Dataset>
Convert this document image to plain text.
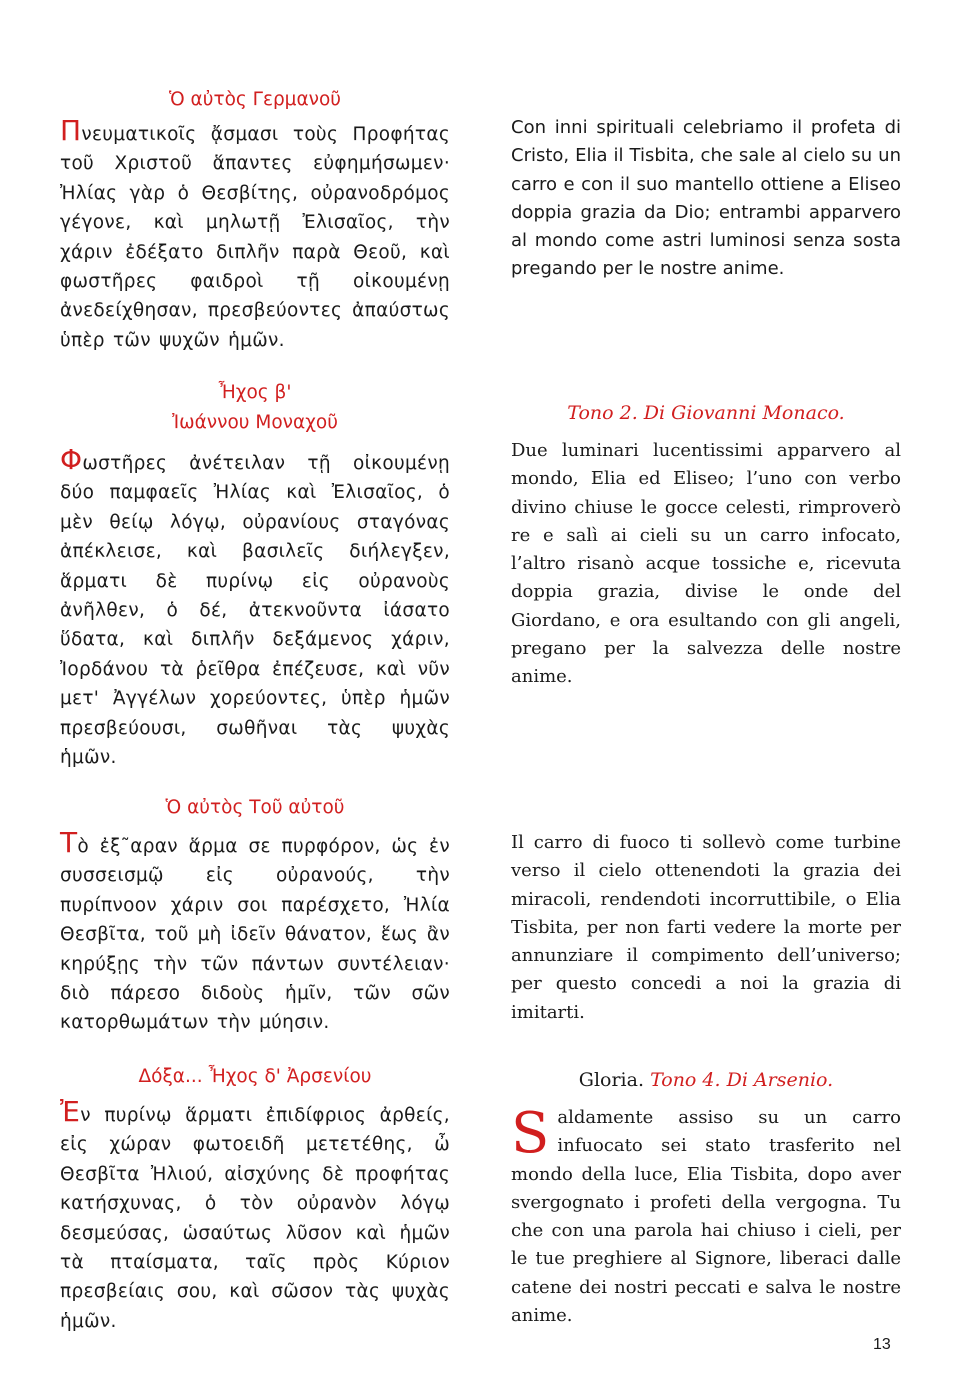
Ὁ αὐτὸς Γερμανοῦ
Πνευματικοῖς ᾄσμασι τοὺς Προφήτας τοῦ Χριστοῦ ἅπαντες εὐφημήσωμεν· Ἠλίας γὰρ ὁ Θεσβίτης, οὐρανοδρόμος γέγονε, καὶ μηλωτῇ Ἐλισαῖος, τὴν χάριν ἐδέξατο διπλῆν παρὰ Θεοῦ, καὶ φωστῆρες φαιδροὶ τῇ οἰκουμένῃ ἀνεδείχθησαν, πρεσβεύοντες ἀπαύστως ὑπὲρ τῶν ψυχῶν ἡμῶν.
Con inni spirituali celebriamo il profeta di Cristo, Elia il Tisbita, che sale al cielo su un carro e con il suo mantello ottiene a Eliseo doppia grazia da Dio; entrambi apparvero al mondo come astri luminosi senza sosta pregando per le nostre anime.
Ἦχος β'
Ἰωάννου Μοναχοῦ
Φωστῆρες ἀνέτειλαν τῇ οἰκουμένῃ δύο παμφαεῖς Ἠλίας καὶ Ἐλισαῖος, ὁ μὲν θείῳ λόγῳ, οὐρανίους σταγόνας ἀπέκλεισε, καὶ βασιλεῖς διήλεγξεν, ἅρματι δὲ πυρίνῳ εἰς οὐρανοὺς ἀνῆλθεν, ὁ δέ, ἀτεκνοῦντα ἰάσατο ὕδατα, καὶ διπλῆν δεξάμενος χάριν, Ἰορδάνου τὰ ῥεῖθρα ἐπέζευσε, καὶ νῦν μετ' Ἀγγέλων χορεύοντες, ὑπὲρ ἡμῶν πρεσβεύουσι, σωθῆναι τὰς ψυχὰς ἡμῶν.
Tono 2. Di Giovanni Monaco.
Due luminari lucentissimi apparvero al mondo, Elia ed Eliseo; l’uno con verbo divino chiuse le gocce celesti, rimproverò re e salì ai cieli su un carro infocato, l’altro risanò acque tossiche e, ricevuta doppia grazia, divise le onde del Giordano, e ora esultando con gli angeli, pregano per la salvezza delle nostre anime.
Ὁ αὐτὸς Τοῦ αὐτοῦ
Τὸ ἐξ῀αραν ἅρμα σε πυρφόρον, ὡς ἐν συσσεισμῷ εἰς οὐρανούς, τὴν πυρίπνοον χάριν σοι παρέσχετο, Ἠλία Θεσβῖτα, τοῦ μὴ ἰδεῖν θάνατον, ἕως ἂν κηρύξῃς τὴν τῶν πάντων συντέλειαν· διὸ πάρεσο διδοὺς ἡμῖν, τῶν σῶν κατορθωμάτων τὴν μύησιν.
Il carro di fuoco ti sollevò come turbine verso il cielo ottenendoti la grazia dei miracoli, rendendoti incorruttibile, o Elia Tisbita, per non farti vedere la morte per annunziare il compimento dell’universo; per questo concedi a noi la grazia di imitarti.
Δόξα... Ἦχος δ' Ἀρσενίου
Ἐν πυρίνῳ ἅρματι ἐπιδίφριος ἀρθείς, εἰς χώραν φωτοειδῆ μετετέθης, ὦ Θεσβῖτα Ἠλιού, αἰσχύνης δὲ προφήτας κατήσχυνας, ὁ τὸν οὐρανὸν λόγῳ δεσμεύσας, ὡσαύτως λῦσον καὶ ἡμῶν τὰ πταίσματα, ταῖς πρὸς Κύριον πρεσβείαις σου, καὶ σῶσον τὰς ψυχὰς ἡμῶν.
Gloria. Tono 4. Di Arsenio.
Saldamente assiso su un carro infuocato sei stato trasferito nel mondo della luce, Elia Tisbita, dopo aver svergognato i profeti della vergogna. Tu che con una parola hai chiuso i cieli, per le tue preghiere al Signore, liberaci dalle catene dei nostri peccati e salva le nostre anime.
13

...

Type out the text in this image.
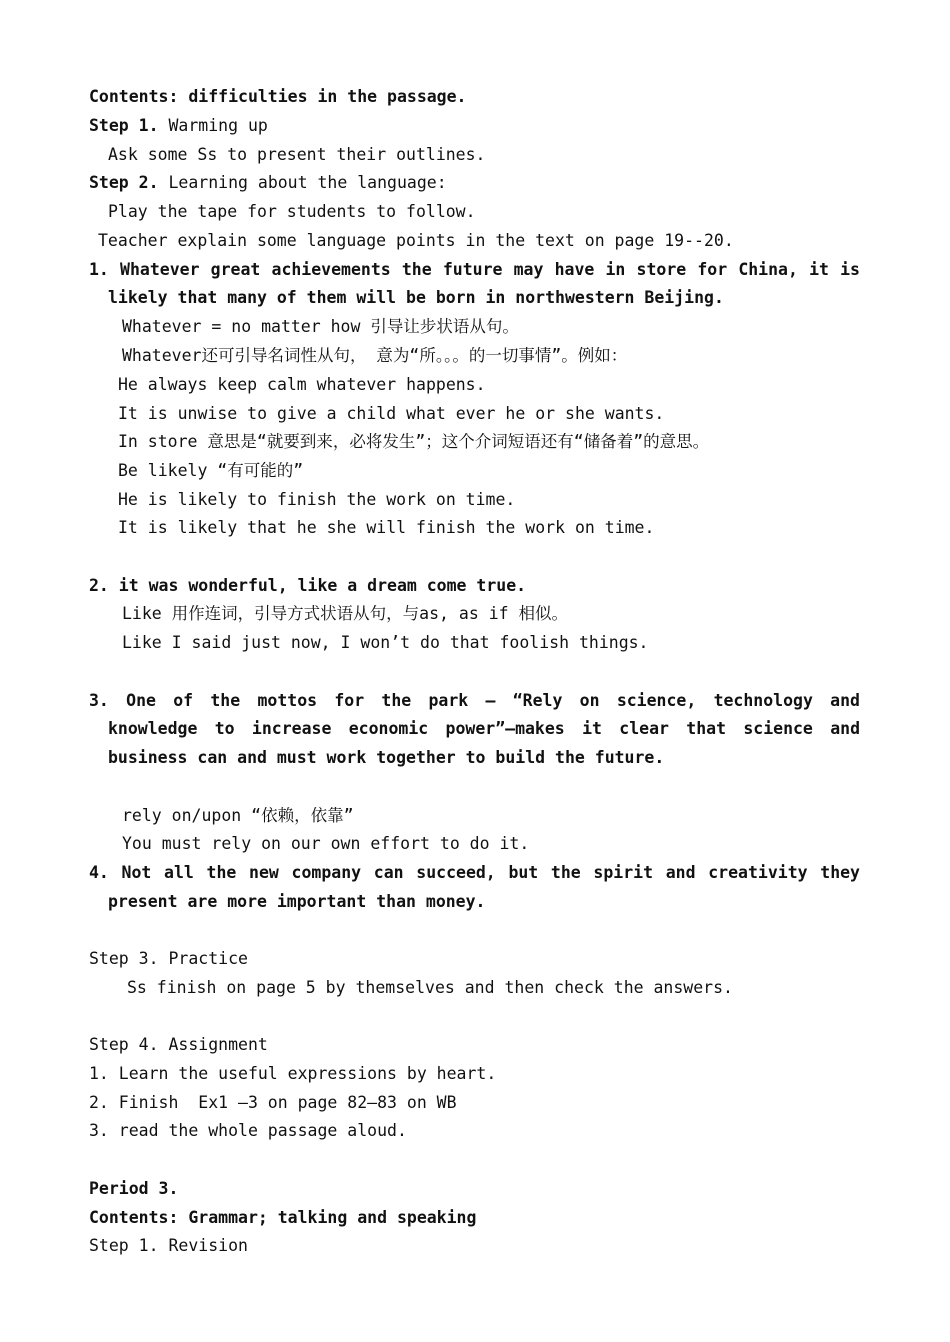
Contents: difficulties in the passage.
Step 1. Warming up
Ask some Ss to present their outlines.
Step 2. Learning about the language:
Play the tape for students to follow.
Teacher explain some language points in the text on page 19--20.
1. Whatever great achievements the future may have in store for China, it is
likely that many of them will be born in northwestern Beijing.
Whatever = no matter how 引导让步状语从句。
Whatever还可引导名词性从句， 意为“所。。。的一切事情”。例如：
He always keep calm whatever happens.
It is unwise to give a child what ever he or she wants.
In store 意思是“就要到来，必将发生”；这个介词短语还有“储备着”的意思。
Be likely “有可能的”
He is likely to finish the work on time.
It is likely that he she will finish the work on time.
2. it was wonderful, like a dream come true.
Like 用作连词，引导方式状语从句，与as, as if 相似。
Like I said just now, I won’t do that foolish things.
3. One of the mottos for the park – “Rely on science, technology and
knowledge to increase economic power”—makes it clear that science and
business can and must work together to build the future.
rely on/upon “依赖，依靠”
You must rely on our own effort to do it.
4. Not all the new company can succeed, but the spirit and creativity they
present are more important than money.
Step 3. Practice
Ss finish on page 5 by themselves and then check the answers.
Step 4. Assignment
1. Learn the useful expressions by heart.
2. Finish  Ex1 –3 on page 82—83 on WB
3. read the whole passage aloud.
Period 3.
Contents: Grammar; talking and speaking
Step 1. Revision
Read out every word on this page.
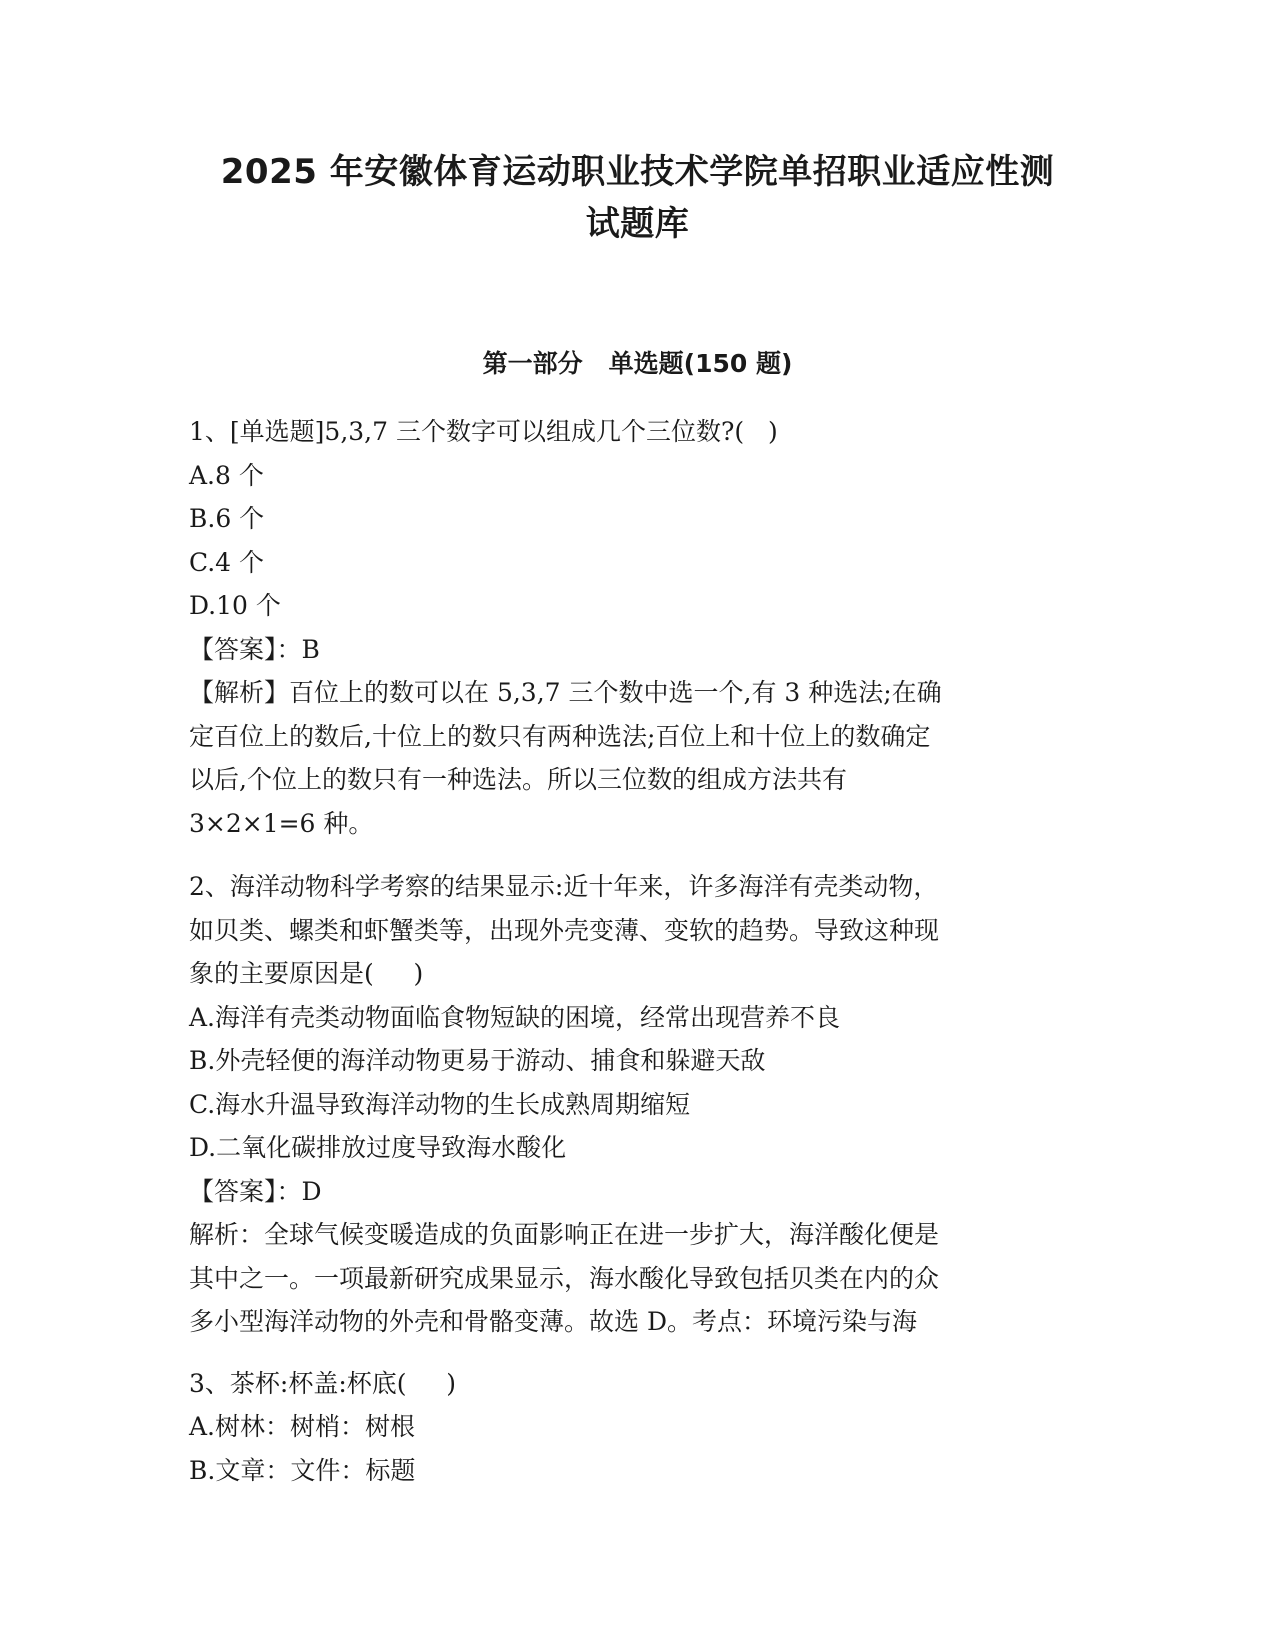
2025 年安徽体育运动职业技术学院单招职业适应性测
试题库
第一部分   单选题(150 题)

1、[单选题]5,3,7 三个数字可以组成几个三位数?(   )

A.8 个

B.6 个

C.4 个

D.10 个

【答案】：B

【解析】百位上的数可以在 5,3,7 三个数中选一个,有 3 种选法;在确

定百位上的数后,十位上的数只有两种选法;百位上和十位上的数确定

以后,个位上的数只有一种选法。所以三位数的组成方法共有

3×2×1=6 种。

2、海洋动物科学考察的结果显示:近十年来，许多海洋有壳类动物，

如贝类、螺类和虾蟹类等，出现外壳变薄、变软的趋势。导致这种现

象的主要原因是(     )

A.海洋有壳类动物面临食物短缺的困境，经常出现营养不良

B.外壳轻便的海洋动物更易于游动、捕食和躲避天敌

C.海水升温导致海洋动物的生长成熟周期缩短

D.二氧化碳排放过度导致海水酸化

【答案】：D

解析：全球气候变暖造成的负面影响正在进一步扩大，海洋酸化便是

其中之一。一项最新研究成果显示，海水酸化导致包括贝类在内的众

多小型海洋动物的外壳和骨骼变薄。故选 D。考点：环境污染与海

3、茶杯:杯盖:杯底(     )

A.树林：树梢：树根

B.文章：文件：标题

Job>
In the data above, count the lines where the word "οἰκουμένῃ" appears; reply with the number only.

Finished answer>
2